* _Exercise details_: Go through the data below and gather each line containing "crest".
-- start Stored rows --
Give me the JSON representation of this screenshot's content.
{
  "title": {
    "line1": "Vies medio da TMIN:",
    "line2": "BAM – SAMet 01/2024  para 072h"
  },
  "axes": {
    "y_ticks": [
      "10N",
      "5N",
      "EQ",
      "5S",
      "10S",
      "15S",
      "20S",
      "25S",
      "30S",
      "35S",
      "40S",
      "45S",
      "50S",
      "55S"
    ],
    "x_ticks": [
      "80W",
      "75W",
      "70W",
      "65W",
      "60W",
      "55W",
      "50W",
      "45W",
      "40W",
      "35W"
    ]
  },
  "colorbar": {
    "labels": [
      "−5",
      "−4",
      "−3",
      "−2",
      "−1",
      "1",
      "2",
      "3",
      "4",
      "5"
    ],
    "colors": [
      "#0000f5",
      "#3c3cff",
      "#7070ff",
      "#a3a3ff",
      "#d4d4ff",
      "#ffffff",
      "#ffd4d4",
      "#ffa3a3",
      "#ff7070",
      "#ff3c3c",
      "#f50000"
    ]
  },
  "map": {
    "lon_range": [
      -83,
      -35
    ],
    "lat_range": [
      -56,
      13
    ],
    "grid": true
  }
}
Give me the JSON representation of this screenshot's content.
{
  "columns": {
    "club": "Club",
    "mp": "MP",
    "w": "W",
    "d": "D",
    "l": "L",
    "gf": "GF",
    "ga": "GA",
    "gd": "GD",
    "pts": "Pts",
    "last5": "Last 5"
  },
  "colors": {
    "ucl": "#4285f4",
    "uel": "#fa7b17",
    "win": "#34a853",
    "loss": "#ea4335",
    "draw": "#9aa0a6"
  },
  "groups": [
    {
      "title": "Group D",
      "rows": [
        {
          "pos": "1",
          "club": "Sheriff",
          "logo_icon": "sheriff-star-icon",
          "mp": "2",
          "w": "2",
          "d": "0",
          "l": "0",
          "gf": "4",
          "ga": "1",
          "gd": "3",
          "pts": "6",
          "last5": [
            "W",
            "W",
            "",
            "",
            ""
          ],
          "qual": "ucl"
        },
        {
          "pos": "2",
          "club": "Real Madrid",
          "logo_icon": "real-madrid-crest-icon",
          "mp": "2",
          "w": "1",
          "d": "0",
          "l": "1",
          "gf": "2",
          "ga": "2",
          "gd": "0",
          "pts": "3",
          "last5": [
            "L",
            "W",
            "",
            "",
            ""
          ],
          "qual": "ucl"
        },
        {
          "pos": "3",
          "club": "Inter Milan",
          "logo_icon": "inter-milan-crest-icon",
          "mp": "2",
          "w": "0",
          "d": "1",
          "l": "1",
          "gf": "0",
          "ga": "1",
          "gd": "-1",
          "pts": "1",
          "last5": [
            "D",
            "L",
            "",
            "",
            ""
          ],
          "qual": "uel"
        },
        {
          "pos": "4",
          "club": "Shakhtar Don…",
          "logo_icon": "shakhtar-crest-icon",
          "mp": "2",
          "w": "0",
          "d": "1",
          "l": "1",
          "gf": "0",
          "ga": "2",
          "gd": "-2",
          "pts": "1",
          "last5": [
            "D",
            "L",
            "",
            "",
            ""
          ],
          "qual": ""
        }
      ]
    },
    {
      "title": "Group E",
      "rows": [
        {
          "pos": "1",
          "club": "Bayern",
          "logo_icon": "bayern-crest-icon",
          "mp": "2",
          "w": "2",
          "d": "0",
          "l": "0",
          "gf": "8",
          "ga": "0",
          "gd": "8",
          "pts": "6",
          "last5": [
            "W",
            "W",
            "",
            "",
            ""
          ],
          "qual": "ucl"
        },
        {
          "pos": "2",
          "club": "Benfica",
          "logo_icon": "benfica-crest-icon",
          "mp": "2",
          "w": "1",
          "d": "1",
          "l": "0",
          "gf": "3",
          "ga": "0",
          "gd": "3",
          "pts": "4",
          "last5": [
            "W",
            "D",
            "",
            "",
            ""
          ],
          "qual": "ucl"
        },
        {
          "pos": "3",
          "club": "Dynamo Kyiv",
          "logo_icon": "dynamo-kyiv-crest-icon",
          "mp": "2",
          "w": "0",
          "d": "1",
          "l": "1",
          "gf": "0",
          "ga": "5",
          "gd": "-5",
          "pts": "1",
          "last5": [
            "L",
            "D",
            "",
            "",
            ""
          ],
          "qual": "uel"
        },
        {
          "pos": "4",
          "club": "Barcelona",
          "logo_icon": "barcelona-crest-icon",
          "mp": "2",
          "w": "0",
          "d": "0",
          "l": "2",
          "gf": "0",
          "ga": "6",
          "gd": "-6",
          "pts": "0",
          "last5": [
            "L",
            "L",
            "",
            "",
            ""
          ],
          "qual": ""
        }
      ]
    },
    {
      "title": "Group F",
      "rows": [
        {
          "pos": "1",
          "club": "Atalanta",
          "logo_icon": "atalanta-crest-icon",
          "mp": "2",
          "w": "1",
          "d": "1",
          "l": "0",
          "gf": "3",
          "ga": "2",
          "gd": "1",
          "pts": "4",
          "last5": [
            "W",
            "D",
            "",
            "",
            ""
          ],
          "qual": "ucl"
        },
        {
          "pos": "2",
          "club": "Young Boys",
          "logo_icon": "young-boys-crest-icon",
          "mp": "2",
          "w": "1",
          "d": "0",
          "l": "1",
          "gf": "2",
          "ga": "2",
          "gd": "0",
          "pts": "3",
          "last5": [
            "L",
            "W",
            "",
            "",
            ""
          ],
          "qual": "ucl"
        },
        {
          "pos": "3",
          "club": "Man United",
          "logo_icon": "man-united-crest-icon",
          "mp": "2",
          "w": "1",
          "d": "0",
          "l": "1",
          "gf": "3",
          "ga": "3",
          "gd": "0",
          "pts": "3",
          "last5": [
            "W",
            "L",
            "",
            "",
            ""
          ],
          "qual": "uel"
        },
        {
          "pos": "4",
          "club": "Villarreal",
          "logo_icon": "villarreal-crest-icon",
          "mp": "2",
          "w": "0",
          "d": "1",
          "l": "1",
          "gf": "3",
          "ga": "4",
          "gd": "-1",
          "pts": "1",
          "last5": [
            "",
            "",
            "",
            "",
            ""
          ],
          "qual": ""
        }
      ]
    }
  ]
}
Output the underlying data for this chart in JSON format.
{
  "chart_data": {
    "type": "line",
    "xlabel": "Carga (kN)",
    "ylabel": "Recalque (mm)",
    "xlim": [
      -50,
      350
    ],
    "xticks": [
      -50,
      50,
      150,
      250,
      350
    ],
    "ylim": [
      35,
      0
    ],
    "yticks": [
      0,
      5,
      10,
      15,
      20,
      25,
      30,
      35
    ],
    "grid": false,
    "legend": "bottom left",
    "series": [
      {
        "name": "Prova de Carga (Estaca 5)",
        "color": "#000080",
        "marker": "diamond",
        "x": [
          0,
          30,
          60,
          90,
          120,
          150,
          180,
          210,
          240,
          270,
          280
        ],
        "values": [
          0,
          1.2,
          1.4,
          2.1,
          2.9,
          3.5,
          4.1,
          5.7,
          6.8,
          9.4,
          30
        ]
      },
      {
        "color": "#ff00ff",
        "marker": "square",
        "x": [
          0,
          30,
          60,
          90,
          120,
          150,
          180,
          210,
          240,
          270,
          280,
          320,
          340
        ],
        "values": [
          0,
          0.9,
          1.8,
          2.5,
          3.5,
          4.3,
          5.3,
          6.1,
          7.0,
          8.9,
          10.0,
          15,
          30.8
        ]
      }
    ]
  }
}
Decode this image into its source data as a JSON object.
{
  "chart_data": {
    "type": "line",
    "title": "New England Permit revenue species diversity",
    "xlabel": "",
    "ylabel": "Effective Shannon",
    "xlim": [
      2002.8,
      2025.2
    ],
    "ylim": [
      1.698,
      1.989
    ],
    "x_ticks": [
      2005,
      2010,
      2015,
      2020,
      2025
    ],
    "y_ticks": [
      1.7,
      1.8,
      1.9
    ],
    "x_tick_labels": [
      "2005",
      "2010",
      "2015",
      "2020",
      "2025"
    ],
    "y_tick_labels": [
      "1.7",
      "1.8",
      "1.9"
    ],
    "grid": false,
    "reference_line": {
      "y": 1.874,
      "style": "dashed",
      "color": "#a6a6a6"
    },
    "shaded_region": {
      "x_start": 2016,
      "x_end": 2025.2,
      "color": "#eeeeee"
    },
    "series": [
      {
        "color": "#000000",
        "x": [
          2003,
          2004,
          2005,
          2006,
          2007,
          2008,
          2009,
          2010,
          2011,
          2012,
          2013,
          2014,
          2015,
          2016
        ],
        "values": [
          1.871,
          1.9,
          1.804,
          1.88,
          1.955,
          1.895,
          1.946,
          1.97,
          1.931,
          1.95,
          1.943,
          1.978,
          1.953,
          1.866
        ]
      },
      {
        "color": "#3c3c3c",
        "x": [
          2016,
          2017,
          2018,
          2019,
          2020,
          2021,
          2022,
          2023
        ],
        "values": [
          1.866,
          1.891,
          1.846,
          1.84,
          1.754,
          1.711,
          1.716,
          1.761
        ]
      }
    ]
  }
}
-- end Stored rows --
* _Solution for this problem_:
          "logo_icon": "real-madrid-crest-icon",
          "logo_icon": "inter-milan-crest-icon",
          "logo_icon": "shakhtar-crest-icon",
          "logo_icon": "bayern-crest-icon",
          "logo_icon": "benfica-crest-icon",
          "logo_icon": "dynamo-kyiv-crest-icon",
          "logo_icon": "barcelona-crest-icon",
          "logo_icon": "atalanta-crest-icon",
          "logo_icon": "young-boys-crest-icon",
          "logo_icon": "man-united-crest-icon",
          "logo_icon": "villarreal-crest-icon",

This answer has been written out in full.